------ Provided data

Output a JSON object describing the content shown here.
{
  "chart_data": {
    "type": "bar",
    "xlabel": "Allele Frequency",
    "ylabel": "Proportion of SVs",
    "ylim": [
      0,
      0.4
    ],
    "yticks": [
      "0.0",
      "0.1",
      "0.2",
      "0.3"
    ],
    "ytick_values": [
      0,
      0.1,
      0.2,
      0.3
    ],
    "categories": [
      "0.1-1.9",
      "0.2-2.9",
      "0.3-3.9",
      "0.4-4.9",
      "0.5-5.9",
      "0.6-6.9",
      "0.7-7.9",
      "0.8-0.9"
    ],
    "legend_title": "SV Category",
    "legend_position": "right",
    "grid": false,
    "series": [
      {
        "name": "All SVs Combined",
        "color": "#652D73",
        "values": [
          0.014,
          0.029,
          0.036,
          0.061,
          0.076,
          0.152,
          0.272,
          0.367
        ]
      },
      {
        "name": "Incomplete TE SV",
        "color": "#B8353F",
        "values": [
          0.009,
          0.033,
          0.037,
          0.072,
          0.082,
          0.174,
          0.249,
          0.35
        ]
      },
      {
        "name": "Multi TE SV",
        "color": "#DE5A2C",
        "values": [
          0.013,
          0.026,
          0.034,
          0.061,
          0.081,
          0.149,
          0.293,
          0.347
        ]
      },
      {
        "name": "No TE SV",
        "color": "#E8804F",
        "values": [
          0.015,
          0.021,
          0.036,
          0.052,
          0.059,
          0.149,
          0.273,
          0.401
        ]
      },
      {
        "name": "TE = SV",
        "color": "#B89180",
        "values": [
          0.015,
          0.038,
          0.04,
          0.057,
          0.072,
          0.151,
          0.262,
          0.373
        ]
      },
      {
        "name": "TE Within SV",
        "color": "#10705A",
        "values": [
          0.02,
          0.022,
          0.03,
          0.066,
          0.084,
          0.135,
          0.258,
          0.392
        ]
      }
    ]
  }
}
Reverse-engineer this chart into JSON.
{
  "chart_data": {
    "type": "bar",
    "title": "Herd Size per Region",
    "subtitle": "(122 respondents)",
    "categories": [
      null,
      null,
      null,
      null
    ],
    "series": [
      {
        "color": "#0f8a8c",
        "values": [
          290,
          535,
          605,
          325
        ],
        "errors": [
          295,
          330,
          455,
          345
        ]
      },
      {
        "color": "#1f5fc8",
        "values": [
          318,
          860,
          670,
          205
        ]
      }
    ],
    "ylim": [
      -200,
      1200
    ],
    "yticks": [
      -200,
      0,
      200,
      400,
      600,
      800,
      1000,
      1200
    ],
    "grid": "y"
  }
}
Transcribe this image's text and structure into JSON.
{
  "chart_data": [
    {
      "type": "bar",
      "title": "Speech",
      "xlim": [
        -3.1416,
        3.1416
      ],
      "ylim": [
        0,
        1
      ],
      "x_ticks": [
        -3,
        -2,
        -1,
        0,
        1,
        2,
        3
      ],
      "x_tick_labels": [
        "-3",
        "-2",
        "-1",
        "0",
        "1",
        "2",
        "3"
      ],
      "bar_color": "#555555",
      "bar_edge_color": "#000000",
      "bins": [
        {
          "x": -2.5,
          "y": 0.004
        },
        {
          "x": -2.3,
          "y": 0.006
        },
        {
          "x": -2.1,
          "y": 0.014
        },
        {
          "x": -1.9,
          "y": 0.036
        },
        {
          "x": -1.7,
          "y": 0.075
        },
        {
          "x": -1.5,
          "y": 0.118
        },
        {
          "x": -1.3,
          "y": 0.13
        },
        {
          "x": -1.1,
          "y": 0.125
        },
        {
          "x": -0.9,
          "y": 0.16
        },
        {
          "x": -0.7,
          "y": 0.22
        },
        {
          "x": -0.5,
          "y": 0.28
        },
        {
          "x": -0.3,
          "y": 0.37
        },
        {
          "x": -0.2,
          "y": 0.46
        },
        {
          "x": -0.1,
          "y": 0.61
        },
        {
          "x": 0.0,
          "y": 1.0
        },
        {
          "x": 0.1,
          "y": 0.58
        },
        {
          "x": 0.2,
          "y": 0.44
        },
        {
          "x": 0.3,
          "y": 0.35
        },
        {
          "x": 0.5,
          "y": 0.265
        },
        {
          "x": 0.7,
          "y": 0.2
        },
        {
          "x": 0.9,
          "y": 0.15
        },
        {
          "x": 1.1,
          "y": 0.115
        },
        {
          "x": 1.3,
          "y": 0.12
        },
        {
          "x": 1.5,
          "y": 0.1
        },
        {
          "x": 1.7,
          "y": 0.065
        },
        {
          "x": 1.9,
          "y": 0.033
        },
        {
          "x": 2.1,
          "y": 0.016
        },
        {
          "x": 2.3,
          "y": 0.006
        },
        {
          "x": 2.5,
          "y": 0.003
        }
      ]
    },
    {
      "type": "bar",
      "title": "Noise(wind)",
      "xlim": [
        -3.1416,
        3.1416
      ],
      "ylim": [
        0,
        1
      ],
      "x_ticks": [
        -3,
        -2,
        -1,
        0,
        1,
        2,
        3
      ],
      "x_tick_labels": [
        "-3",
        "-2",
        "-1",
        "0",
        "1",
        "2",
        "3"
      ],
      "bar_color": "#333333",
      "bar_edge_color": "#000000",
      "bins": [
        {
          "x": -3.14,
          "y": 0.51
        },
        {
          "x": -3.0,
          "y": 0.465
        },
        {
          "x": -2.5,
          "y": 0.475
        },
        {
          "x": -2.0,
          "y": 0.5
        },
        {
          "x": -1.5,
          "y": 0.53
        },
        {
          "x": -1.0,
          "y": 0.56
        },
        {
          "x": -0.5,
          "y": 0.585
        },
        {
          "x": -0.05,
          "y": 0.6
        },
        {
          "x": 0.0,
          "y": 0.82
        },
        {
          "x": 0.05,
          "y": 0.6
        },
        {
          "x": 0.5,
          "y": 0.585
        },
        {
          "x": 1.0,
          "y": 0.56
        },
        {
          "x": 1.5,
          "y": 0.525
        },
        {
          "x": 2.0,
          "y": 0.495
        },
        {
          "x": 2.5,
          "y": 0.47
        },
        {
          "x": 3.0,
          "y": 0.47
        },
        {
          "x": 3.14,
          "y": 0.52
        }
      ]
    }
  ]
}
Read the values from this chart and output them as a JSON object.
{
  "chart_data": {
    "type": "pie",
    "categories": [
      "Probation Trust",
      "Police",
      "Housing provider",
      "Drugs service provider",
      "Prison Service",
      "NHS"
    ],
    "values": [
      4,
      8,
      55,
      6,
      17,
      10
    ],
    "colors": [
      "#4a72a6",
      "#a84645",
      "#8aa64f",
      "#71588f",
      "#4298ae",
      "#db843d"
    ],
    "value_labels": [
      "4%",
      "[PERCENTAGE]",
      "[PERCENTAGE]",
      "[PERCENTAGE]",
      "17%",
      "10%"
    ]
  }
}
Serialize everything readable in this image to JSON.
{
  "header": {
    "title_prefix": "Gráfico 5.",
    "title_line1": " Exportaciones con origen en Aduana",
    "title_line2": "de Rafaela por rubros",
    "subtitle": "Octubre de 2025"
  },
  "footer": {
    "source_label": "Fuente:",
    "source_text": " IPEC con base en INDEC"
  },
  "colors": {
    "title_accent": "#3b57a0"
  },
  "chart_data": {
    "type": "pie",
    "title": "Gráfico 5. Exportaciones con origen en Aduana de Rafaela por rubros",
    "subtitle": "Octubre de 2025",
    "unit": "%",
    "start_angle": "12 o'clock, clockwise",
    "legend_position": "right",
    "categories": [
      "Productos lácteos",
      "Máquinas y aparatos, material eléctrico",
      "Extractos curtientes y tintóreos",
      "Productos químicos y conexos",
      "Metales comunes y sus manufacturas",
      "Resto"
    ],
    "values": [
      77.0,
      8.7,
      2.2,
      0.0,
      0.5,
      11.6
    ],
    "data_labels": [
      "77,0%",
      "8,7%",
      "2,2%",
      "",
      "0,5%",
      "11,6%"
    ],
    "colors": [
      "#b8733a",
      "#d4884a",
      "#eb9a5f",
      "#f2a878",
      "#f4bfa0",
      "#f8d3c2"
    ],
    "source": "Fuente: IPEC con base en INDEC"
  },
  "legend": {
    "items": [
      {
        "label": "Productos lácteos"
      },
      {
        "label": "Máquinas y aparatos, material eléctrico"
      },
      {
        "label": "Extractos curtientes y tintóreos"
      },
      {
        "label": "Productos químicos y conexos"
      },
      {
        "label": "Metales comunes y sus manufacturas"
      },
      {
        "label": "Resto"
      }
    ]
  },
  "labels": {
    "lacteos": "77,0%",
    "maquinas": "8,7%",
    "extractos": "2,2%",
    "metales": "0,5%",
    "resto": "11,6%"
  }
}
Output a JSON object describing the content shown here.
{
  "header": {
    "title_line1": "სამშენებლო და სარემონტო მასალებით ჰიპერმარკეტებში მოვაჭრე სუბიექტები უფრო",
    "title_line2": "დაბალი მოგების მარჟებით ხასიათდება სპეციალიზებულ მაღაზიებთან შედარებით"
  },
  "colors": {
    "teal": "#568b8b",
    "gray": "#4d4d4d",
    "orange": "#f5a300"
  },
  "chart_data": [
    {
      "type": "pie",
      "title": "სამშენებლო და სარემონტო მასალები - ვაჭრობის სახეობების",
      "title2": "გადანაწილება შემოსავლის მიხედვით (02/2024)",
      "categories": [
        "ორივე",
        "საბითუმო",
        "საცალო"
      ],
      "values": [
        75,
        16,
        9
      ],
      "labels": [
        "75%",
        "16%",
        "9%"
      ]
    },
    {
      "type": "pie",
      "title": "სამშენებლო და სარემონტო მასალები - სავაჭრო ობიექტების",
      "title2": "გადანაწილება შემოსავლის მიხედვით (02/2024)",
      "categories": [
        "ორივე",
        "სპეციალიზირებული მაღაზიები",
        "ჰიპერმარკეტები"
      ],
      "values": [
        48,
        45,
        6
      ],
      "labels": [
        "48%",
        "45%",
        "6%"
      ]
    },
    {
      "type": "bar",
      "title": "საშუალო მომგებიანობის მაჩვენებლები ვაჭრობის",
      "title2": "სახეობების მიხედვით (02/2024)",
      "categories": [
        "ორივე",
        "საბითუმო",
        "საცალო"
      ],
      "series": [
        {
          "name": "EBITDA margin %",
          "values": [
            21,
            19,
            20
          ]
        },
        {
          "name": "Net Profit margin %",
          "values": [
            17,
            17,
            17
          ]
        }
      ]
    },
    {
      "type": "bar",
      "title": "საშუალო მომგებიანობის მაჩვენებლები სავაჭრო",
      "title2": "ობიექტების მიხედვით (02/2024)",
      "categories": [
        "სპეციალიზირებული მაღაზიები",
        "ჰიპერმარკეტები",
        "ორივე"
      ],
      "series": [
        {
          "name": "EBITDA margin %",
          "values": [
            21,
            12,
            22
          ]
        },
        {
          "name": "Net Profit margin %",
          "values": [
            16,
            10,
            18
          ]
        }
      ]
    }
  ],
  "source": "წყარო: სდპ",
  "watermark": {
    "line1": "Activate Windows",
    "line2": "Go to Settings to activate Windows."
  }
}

------------

Where a line in the entries holds the word "origen", copy that line.

    "title_line1": " Exportaciones con origen en Aduana",
    "title": "Gráfico 5. Exportaciones con origen en Aduana de Rafaela por rubros",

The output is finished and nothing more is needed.